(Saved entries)

+ + + +

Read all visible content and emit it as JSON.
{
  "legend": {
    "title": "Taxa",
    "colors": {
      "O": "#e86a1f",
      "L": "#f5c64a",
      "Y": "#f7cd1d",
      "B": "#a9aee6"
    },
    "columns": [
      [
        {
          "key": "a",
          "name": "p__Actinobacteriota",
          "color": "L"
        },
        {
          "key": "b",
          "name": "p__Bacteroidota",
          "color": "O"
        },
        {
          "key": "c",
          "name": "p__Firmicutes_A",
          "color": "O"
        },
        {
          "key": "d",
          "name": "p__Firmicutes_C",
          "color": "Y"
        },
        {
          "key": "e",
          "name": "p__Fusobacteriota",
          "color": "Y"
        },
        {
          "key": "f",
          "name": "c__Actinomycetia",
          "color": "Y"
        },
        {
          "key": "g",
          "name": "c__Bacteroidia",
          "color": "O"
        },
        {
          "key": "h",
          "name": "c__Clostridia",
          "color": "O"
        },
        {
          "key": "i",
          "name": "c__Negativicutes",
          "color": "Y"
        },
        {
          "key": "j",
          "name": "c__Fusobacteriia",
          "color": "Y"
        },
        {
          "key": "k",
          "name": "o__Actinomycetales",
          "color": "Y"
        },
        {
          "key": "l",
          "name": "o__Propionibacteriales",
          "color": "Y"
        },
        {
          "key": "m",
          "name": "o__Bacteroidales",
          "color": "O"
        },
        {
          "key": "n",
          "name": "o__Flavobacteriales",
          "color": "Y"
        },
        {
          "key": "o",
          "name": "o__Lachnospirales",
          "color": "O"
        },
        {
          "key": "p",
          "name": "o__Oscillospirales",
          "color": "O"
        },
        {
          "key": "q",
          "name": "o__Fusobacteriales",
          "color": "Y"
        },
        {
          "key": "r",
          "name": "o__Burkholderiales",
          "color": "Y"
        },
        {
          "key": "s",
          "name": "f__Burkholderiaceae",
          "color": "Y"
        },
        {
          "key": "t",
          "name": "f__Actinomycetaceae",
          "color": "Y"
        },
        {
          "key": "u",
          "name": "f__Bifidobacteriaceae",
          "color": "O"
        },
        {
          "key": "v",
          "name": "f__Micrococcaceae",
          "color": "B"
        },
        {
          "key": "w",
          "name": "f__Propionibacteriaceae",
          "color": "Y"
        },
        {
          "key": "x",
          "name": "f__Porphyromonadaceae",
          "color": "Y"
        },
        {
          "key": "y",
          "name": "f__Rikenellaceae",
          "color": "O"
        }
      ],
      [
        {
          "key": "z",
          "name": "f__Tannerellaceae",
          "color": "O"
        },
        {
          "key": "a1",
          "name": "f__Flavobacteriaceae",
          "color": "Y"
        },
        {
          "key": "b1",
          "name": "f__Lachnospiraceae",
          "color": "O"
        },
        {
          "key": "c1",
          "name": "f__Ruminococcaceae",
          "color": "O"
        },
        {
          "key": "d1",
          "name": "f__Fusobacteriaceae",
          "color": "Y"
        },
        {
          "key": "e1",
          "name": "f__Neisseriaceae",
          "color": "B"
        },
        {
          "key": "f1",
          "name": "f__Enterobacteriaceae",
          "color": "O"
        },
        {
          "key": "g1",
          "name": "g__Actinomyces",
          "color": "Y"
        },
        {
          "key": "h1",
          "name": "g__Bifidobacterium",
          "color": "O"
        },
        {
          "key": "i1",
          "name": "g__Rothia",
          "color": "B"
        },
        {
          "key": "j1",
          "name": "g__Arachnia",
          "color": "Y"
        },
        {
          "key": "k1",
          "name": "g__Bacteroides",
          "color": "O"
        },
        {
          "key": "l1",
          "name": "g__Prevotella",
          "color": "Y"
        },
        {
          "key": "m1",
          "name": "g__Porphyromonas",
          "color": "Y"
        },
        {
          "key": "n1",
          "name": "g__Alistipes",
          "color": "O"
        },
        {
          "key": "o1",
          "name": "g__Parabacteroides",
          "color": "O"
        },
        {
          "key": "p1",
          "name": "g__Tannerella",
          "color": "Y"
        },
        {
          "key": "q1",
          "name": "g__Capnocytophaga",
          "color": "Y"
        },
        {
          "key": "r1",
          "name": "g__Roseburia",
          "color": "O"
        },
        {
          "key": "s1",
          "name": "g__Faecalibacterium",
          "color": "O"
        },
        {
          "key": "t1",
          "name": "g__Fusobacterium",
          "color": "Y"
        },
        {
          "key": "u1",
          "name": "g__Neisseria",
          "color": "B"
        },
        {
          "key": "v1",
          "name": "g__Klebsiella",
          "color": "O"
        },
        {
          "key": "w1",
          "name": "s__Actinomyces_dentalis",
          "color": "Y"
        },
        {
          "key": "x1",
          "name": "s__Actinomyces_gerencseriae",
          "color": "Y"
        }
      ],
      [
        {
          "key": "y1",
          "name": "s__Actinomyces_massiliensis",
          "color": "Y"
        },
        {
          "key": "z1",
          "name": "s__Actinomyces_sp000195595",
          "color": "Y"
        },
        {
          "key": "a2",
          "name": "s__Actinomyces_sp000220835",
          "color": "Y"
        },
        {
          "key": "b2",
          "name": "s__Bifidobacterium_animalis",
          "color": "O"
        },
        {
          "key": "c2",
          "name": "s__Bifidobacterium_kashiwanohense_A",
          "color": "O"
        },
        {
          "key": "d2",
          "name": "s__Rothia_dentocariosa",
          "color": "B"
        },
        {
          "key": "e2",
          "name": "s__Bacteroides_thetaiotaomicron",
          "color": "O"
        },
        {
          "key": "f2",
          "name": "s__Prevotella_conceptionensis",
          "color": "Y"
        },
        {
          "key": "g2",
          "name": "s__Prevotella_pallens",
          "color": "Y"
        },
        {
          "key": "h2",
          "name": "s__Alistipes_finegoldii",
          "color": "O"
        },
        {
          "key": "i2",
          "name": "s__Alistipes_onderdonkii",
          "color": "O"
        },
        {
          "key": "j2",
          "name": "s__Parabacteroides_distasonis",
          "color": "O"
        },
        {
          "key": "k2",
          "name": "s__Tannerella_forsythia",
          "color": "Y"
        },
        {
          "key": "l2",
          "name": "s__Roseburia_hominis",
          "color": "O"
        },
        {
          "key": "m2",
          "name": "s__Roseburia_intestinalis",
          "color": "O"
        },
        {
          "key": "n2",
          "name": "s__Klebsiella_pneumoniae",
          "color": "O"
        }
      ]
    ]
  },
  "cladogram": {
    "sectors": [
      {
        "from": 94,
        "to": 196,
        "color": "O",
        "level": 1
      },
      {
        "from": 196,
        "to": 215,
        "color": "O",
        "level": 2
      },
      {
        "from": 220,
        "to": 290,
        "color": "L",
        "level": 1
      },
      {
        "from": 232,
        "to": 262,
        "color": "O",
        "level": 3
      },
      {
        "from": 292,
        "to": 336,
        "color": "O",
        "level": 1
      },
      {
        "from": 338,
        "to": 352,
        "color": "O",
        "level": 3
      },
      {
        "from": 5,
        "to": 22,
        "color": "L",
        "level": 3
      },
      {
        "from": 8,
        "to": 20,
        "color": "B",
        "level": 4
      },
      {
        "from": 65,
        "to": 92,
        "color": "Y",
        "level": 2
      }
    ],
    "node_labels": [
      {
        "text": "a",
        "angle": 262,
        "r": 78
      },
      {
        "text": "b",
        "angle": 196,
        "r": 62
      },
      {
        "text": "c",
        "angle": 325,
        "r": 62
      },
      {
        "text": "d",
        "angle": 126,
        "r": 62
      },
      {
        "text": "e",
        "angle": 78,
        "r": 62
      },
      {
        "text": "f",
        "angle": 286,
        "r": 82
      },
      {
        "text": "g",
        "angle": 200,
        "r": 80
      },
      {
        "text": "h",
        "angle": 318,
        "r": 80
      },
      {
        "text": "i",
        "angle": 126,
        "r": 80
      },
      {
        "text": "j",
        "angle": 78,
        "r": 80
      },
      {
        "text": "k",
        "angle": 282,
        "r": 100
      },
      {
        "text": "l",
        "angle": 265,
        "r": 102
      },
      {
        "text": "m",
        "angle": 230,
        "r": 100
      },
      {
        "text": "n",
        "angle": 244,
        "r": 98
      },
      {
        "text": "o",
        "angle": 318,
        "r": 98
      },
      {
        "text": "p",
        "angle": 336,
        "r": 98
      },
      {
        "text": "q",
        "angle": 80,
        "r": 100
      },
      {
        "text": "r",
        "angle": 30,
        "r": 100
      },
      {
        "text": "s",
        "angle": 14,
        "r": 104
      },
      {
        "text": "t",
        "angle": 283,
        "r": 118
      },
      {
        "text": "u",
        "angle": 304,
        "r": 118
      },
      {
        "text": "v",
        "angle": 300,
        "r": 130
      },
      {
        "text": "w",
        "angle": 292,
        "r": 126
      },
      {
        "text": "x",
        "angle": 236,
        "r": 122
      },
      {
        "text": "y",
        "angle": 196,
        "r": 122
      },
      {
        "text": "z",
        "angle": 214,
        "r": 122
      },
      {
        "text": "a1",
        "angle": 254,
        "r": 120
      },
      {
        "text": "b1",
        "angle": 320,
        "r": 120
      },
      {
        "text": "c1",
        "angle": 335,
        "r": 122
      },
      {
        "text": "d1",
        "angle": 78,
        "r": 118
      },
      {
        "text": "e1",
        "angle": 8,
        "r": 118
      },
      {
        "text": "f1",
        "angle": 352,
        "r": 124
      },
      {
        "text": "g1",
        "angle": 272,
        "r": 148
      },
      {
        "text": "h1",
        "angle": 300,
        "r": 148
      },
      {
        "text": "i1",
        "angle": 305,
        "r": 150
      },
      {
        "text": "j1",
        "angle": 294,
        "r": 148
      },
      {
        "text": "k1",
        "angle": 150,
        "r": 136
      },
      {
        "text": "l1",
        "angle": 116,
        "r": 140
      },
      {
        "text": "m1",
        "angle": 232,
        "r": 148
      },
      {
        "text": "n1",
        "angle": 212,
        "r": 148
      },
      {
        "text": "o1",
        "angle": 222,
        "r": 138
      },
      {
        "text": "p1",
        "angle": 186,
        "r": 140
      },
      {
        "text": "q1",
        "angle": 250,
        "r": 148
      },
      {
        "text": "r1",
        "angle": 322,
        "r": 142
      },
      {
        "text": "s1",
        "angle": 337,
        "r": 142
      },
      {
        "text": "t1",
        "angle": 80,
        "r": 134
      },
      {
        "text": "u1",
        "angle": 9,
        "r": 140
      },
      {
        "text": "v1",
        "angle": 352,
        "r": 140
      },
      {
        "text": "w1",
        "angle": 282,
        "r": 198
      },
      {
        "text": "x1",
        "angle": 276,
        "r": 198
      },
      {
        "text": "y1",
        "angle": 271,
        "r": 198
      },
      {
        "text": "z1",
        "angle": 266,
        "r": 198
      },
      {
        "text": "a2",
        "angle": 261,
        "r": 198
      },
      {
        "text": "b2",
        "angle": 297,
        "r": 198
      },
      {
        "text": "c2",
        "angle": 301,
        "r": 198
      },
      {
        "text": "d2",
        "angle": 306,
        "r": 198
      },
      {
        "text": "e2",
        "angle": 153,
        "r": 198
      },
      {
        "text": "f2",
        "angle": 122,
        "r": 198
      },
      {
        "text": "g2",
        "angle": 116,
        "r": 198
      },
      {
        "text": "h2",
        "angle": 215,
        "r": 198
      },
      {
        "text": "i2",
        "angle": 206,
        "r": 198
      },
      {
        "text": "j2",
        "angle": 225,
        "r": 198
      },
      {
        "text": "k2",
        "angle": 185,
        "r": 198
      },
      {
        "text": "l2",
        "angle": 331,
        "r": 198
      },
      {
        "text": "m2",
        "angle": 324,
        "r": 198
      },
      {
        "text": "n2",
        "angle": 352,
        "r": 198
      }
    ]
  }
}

+ + + +

▸ WHAT YOU SHOULD DO:
Would you count the lines in the entries that hold "from" and reply with only the count?

▸ RESPONSE TO THE TASK:
9